§ **The task**: Copy all the entries word for word, but omit the pictures.

§ **Records to use**:
────────

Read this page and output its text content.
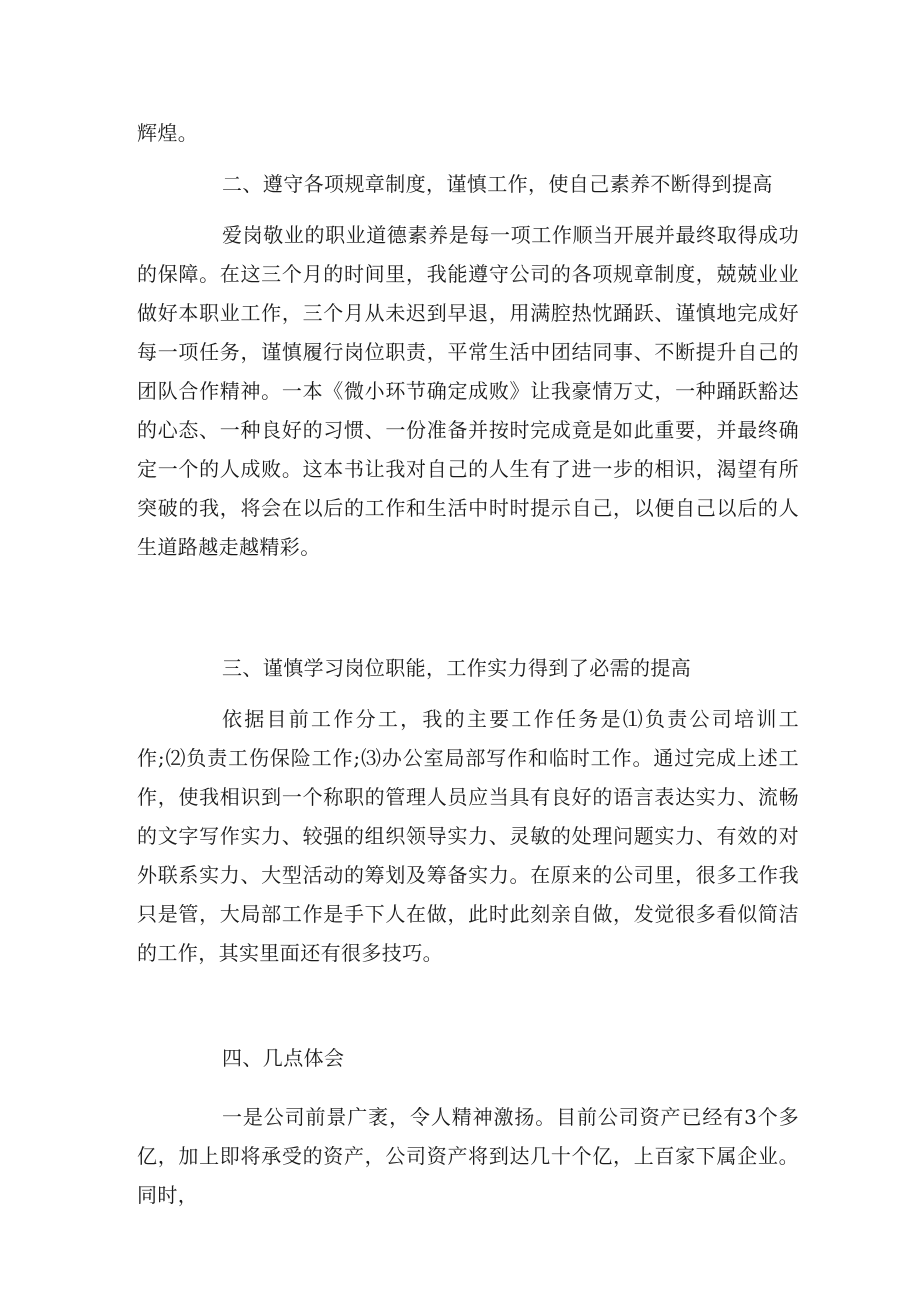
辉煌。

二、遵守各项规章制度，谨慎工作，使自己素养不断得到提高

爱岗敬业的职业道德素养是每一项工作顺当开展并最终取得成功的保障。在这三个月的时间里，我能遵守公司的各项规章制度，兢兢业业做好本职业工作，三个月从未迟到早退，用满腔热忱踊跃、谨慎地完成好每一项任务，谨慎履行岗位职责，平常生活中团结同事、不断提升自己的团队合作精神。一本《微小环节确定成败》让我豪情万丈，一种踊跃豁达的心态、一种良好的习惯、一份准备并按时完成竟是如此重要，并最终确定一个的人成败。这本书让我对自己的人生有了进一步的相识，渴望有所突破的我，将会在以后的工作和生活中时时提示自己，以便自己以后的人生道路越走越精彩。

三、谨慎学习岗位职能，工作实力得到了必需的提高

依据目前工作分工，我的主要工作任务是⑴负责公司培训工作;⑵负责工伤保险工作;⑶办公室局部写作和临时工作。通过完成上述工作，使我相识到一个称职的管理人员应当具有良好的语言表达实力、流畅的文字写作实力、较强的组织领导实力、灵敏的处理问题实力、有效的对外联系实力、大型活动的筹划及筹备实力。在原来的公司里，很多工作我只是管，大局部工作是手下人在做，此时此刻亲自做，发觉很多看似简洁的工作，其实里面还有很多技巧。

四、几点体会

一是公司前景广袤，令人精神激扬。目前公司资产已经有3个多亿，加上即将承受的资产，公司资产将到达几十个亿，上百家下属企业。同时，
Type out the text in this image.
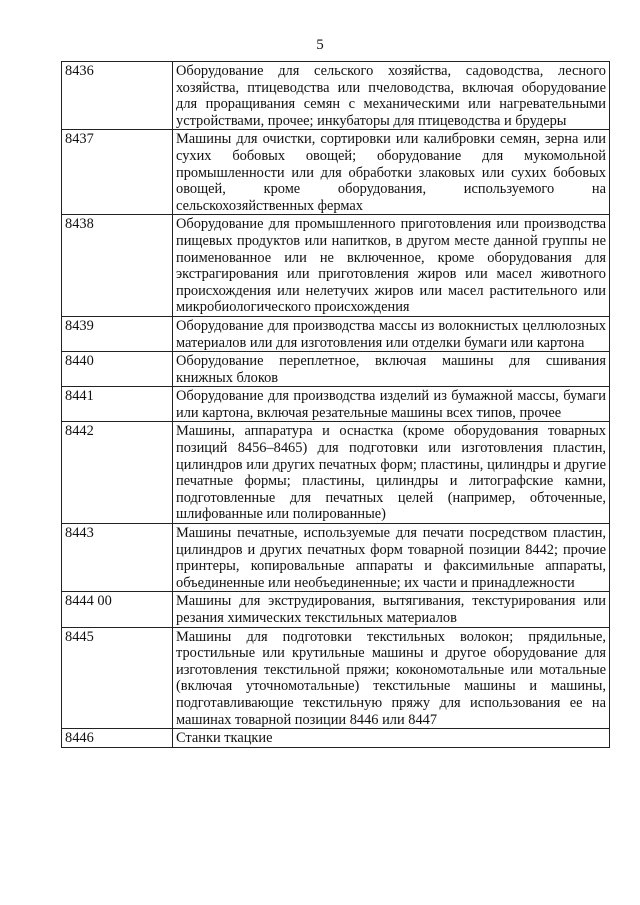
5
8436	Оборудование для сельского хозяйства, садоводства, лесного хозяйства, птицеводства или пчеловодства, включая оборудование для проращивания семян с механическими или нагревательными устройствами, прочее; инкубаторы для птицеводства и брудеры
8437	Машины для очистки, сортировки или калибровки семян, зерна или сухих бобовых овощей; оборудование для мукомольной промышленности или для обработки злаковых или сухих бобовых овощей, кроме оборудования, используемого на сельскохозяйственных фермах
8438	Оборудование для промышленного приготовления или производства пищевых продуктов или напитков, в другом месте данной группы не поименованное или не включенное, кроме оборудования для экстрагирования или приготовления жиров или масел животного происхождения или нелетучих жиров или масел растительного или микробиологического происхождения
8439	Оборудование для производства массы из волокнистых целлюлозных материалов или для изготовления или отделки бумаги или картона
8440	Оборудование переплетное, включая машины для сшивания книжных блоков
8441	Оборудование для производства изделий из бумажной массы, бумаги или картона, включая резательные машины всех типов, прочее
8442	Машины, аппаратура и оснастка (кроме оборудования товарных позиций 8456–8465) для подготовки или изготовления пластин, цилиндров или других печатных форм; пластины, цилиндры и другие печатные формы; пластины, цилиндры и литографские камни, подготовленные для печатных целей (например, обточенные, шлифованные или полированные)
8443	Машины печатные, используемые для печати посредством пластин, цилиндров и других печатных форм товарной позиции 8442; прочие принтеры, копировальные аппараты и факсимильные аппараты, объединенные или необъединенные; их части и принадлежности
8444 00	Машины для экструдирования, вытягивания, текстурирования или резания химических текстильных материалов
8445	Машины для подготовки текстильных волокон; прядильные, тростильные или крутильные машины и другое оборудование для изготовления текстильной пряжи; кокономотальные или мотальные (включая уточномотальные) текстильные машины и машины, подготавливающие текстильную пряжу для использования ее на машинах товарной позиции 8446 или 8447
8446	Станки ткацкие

────────

§ **Written response**:
Read this page and output its text content.
辉煌。

二、遵守各项规章制度，谨慎工作，使自己素养不断得到提高

爱岗敬业的职业道德素养是每一项工作顺当开展并最终取得成功的保障。在这三个月的时间里，我能遵守公司的各项规章制度，兢兢业业做好本职业工作，三个月从未迟到早退，用满腔热忱踊跃、谨慎地完成好每一项任务，谨慎履行岗位职责，平常生活中团结同事、不断提升自己的团队合作精神。一本《微小环节确定成败》让我豪情万丈，一种踊跃豁达的心态、一种良好的习惯、一份准备并按时完成竟是如此重要，并最终确定一个的人成败。这本书让我对自己的人生有了进一步的相识，渴望有所突破的我，将会在以后的工作和生活中时时提示自己，以便自己以后的人生道路越走越精彩。

三、谨慎学习岗位职能，工作实力得到了必需的提高

依据目前工作分工，我的主要工作任务是⑴负责公司培训工作;⑵负责工伤保险工作;⑶办公室局部写作和临时工作。通过完成上述工作，使我相识到一个称职的管理人员应当具有良好的语言表达实力、流畅的文字写作实力、较强的组织领导实力、灵敏的处理问题实力、有效的对外联系实力、大型活动的筹划及筹备实力。在原来的公司里，很多工作我只是管，大局部工作是手下人在做，此时此刻亲自做，发觉很多看似简洁的工作，其实里面还有很多技巧。

四、几点体会

一是公司前景广袤，令人精神激扬。目前公司资产已经有3个多亿，加上即将承受的资产，公司资产将到达几十个亿，上百家下属企业。同时，
Type out the text in this image.
5
8436	Оборудование для сельского хозяйства, садоводства, лесного хозяйства, птицеводства или пчеловодства, включая оборудование для проращивания семян с механическими или нагревательными устройствами, прочее; инкубаторы для птицеводства и брудеры
8437	Машины для очистки, сортировки или калибровки семян, зерна или сухих бобовых овощей; оборудование для мукомольной промышленности или для обработки злаковых или сухих бобовых овощей, кроме оборудования, используемого на сельскохозяйственных фермах
8438	Оборудование для промышленного приготовления или производства пищевых продуктов или напитков, в другом месте данной группы не поименованное или не включенное, кроме оборудования для экстрагирования или приготовления жиров или масел животного происхождения или нелетучих жиров или масел растительного или микробиологического происхождения
8439	Оборудование для производства массы из волокнистых целлюлозных материалов или для изготовления или отделки бумаги или картона
8440	Оборудование переплетное, включая машины для сшивания книжных блоков
8441	Оборудование для производства изделий из бумажной массы, бумаги или картона, включая резательные машины всех типов, прочее
8442	Машины, аппаратура и оснастка (кроме оборудования товарных позиций 8456–8465) для подготовки или изготовления пластин, цилиндров или других печатных форм; пластины, цилиндры и другие печатные формы; пластины, цилиндры и литографские камни, подготовленные для печатных целей (например, обточенные, шлифованные или полированные)
8443	Машины печатные, используемые для печати посредством пластин, цилиндров и других печатных форм товарной позиции 8442; прочие принтеры, копировальные аппараты и факсимильные аппараты, объединенные или необъединенные; их части и принадлежности
8444 00	Машины для экструдирования, вытягивания, текстурирования или резания химических текстильных материалов
8445	Машины для подготовки текстильных волокон; прядильные, тростильные или крутильные машины и другое оборудование для изготовления текстильной пряжи; кокономотальные или мотальные (включая уточномотальные) текстильные машины и машины, подготавливающие текстильную пряжу для использования ее на машинах товарной позиции 8446 или 8447
8446	Станки ткацкие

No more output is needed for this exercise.